3月2日の日経新聞で、「社会保障 次のビジョン(上) 経済・財政と一体的改革を」というタイトルの記事が掲載されました。同記事を一部抜粋してみます。

~~政府の推計によれば、40年度の社会保障給付費のGDP比は約24%で、15年度の1.1倍となる。00年度から15年度にかけては1.5倍近くに増えたのと比較すると、40年度にかけてGDP比の伸びは大きく低下する。この間、後期高齢者が1.37倍に増えることを考えれば、増大どころかむしろ抑制されているといっていい。

公的年金のGDP比は長期的に安定し、むしろ下がっていく。一方、年金と異なり、医療・介護費のGDP比は引き続き増大していく。その要因は、さらなる高齢化の進行、特に後期高齢者の増大、そして医療技術の進歩である。先進国にふさわしい医療を提供する限り、寿命が延びれば生涯医療・介護費は増大する。

超長寿社会の医療・介護政策は、発想の転換が必要だ。限られた人的・物的資源でニーズを効率的に賄う改革、つまりは「提供体制改革」である。治療から生活支援、施設から在宅、医療から介護、病院・施設から地域・在宅へと、医療介護全体の人的物的資源を大きくシフトし、地域完結・ネットワーク型の提供体制、地域包括ケアを構築する。

少子化は静かなる有事である。仮に今、出生率が劇的に改善しても、子どもが成長し実際に労働市場に参加してくるのは20年後だ。つまり40年ごろまでは新たな支え手の数は決まっている。他方、これから生まれてくる子どもの数を回復させる努力をすれば、40年以降の労働力の急速な減少に歯止めをかけられる。

従って、日本の社会経済の持続可能性を考えるのであれば、2つの戦略の同時実施が求められる。第1は40年までを念頭に置いた「少子化対応=労働力率向上戦略」であり、今いる現役世代の労働力率の向上、労働力の量と質を確保するための施策だ。第2は40年以降のための「少子化克服=出生率回復戦略」であり、1つ目の施策を実施しつつ、同時に積極的に出生率(出生数)の回復を可能にする施策だ。2つの戦略を実現する鍵は働き方改革と両立支援、そして家族形成支援としての「育児の社会化=包括的子育て支援制度の創設」である。~~

国家財政や社会保障のあり方、持続可能性、それらと経済成長との関連性についてとても示唆的な考察だと思います。同記事から考えてみたポイントを大きく2つ挙げてみます。ひとつは、現状把握・現状評価を的確に行うことの大切さです。

私たちはともすれば、普段見聞きしている断片的な情報や総論からの印象をもってして、「社会保障の持続可能性はあり・なし」「今の社会保障政策は〇だ・×だ」など、二元論になりがちな面があります。しかし、同記事を参照すると全体として、社会保障給付費が増えていること自体は事実ですが、少子高齢化という厳しい現状ながらも伸び抑制は実現できているなど、それなりに機能し成果を上げている面があるようです。

────────────────

## [課題一覧]
A) 対象テキストの「先進国にふさわしい医療を提供する限り、寿命が延びれば生涯医療・介護費は増大する。」という一文を英語に訳せ。
B) 対象テキストの「超長寿社会の医療・介護政策は」から「な減少に歯止めをかけられる。」までを、一字も変えずに書き写せ。
C) 対象テキストに基づいて、次の問いに答えよ。
(i) 政府の推計では、40年度の社会保障給付費のGDP比は約何%か。
(ii) 医療・介護費のGDP比が増大していく要因として挙げられているものは何か。
(iii) 40年以降のための戦略は何と呼ばれているか。

## [提供データ]
────────────────

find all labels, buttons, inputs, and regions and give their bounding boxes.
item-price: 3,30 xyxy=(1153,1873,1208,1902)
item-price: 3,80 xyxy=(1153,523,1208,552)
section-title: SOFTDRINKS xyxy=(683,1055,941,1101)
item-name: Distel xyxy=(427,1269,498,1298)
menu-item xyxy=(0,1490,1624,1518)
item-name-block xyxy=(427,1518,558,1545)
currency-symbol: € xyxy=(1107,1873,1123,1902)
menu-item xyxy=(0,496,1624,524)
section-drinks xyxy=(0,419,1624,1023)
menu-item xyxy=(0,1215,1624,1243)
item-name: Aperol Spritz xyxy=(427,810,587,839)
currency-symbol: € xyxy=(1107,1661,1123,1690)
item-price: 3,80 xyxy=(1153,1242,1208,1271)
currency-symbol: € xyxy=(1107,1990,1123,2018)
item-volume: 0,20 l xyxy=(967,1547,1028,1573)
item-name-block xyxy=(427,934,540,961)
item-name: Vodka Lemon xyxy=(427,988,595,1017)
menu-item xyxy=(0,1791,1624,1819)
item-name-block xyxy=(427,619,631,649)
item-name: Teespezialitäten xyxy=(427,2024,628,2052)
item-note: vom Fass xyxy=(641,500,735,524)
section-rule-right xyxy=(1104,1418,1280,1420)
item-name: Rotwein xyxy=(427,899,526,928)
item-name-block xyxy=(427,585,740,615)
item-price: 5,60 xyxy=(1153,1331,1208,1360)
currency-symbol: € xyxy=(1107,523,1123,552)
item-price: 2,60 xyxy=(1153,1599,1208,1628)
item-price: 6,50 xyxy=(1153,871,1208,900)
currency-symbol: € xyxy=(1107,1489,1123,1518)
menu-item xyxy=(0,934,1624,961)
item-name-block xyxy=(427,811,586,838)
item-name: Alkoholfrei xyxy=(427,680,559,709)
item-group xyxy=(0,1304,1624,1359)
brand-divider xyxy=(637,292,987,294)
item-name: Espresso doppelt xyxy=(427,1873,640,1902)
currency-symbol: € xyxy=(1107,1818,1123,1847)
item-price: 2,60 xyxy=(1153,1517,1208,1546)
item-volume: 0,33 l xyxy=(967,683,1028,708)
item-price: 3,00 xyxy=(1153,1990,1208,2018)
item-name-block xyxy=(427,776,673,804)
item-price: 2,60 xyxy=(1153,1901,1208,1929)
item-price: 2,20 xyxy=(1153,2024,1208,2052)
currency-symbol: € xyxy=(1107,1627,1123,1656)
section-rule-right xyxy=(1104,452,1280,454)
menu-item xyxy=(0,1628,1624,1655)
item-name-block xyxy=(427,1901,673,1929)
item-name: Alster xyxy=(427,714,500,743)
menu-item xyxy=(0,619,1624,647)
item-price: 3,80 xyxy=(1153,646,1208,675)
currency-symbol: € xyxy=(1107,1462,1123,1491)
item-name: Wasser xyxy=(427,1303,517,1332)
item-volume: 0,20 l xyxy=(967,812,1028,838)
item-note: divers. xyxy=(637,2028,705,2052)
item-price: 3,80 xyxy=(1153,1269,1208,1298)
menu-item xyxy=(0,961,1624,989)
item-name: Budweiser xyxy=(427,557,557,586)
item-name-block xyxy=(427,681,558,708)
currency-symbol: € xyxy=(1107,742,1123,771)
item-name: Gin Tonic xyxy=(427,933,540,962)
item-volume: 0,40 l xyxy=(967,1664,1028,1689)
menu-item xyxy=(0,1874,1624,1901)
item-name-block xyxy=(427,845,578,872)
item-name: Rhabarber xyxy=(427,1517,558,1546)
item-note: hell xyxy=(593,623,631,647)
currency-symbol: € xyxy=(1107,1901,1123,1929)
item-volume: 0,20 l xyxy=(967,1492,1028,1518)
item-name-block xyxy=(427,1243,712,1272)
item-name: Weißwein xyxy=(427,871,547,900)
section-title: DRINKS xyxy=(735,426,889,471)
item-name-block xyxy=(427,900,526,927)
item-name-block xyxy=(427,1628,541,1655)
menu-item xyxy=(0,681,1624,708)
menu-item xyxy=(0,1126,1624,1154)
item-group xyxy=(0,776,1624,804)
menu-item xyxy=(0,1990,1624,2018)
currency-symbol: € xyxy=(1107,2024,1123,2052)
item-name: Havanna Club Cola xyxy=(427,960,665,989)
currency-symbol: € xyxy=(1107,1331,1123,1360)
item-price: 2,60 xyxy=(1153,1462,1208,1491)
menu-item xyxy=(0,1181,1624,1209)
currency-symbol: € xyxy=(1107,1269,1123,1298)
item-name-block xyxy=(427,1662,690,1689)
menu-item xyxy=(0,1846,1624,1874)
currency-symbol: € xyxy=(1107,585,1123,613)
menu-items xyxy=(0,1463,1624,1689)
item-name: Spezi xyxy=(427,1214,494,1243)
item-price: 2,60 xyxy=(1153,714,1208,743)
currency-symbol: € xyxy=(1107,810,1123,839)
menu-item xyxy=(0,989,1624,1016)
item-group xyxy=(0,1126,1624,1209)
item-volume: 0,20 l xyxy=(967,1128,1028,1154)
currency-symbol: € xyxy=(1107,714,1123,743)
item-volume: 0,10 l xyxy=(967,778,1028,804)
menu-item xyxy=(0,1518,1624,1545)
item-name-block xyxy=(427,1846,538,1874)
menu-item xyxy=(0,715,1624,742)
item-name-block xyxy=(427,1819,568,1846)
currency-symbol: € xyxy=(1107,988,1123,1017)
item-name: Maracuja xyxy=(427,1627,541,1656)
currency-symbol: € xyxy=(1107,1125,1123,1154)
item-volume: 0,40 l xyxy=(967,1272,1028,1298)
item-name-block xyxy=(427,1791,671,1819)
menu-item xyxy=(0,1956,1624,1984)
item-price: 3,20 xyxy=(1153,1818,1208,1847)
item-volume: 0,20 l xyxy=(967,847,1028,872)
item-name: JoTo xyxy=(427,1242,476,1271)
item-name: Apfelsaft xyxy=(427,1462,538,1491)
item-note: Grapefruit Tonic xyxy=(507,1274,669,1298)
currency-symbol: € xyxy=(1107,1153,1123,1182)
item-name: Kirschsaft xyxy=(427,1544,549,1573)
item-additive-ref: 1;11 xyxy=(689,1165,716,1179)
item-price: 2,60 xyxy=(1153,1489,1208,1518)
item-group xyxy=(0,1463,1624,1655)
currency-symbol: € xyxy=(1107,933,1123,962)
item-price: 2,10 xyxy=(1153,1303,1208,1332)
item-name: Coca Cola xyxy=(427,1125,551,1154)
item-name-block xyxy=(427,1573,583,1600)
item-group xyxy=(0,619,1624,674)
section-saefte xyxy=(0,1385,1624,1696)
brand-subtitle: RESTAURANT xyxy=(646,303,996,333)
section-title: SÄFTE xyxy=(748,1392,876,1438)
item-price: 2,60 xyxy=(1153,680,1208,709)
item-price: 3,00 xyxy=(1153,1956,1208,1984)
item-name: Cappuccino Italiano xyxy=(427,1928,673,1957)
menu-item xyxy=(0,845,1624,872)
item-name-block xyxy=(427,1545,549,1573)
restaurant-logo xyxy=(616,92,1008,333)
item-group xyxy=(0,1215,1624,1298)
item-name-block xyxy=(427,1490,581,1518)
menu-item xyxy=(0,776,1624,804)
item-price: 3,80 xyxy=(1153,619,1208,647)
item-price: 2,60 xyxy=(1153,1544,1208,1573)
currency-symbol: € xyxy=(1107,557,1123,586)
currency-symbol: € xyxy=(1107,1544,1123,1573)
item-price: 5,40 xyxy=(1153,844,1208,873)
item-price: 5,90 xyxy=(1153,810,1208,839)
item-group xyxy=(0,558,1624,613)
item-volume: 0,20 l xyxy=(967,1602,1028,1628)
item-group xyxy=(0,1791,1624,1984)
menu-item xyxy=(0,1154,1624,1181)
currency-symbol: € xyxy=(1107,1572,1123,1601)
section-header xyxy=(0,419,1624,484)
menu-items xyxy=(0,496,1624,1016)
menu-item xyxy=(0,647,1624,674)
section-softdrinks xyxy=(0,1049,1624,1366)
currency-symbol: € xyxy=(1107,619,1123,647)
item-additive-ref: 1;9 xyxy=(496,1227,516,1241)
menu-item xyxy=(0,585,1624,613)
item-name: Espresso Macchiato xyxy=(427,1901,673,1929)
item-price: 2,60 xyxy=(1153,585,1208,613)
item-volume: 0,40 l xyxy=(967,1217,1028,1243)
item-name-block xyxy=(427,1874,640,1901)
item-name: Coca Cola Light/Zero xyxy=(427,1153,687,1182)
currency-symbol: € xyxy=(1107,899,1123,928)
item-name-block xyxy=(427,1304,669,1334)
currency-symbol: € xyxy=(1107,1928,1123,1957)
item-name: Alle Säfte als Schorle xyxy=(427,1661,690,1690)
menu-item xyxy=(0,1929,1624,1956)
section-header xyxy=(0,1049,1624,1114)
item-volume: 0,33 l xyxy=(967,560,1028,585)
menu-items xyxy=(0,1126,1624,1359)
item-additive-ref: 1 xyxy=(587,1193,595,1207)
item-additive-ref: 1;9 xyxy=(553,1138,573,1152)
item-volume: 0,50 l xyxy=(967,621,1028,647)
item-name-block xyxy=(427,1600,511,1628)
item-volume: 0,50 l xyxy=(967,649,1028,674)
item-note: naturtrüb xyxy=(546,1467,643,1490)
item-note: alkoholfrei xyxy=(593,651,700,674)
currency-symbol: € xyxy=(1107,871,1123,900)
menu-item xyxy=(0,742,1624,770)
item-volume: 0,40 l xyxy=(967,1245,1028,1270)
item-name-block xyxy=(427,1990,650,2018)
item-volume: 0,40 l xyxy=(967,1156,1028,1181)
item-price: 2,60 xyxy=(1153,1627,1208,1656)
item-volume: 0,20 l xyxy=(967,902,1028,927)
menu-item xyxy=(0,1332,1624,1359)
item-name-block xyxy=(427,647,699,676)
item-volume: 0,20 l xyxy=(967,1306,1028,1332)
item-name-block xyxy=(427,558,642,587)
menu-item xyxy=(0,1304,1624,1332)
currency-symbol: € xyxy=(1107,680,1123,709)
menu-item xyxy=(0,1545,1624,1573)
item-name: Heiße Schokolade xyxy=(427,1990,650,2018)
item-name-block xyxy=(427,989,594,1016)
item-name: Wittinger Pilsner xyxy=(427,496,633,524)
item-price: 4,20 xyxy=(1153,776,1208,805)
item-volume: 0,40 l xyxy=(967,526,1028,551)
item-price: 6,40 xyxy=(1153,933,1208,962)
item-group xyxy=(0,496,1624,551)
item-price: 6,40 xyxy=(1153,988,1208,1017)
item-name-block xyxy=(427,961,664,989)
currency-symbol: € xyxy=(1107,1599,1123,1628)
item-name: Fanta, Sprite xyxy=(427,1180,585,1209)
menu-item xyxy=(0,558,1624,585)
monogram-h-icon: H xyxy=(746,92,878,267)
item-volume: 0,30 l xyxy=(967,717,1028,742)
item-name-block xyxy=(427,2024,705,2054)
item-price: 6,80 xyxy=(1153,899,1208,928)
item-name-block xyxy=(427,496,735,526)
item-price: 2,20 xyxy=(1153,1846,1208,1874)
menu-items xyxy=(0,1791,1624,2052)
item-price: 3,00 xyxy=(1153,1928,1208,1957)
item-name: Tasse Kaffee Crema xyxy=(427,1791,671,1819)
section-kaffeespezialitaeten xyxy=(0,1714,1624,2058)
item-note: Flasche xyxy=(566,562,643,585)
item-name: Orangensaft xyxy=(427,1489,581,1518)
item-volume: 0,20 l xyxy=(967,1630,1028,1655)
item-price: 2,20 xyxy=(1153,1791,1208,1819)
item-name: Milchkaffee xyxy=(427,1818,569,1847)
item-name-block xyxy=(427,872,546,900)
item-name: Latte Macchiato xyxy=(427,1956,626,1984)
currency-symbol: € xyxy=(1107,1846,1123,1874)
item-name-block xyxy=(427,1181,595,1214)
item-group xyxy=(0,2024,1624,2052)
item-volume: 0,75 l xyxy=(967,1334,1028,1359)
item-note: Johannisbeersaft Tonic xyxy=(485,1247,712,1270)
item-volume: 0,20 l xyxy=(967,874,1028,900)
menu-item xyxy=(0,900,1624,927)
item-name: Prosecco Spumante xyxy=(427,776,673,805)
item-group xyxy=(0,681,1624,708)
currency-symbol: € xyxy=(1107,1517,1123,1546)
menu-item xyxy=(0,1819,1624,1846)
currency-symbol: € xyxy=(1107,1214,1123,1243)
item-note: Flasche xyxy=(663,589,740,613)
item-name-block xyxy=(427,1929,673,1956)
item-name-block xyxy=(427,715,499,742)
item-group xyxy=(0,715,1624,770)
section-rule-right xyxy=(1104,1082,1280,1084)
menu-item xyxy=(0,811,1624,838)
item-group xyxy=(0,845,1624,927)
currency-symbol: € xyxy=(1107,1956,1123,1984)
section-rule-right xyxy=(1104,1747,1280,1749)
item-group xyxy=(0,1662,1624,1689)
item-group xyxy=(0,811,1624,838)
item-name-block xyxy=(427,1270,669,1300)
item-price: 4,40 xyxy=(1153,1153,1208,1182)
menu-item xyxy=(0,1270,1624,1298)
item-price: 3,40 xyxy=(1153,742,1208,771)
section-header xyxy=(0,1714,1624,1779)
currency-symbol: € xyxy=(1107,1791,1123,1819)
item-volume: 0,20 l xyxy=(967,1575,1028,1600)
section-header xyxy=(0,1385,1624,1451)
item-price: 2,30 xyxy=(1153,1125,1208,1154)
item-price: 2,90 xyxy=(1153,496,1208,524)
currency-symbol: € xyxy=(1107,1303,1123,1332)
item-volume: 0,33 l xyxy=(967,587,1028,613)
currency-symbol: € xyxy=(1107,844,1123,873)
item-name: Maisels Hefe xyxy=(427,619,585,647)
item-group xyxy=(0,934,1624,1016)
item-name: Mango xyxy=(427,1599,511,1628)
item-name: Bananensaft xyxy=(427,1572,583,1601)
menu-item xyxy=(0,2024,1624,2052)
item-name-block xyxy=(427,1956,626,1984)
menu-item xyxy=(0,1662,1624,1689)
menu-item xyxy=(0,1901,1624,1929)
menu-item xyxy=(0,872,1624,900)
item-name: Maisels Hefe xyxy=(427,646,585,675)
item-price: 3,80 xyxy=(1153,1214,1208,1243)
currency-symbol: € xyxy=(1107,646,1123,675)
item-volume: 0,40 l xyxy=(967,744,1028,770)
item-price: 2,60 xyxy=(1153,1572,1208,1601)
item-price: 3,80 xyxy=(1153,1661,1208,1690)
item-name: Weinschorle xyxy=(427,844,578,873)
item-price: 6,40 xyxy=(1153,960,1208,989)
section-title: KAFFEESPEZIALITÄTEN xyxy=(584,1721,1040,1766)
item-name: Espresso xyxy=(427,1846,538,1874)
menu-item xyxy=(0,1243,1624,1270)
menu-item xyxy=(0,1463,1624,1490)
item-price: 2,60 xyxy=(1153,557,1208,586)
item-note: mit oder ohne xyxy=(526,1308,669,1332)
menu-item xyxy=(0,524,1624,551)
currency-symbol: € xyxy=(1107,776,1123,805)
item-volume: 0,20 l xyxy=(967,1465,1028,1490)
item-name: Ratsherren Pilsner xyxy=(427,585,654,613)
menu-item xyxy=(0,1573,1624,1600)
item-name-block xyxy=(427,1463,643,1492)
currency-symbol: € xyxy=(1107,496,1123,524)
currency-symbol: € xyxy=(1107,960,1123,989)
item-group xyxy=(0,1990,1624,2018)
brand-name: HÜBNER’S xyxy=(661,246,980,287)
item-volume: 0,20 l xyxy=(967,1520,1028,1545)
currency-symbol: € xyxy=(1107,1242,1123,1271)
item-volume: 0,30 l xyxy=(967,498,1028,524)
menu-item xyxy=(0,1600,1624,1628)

────────────────

## [解答一覧]
A) As long as medical care befitting an advanced nation is provided, lifetime medical and nursing care costs will rise as life expectancy increases.

B)
超長寿社会の医療・介護政策は、発想の転換が必要だ。限られた人的・物的資源でニーズを効率的に賄う改革、つまりは「提供体制改革」である。治療から生活支援、施設から在宅、医療から介護、病院・施設から地域・在宅へと、医療介護全体の人的物的資源を大きくシフトし、地域完結・ネットワーク型の提供体制、地域包括ケアを構築する。

少子化は静かなる有事である。仮に今、出生率が劇的に改善しても、子どもが成長し実際に労働市場に参加してくるのは20年後だ。つまり40年ごろまでは新たな支え手の数は決まっている。他方、これから生まれてくる子どもの数を回復させる努力をすれば、40年以降の労働力の急速な減少に歯止めをかけられる。

C)
(i) 約24%
(ii) さらなる高齢化の進行(特に後期高齢者の増大)と医療技術の進歩
(iii) 「少子化克服=出生率回復戦略」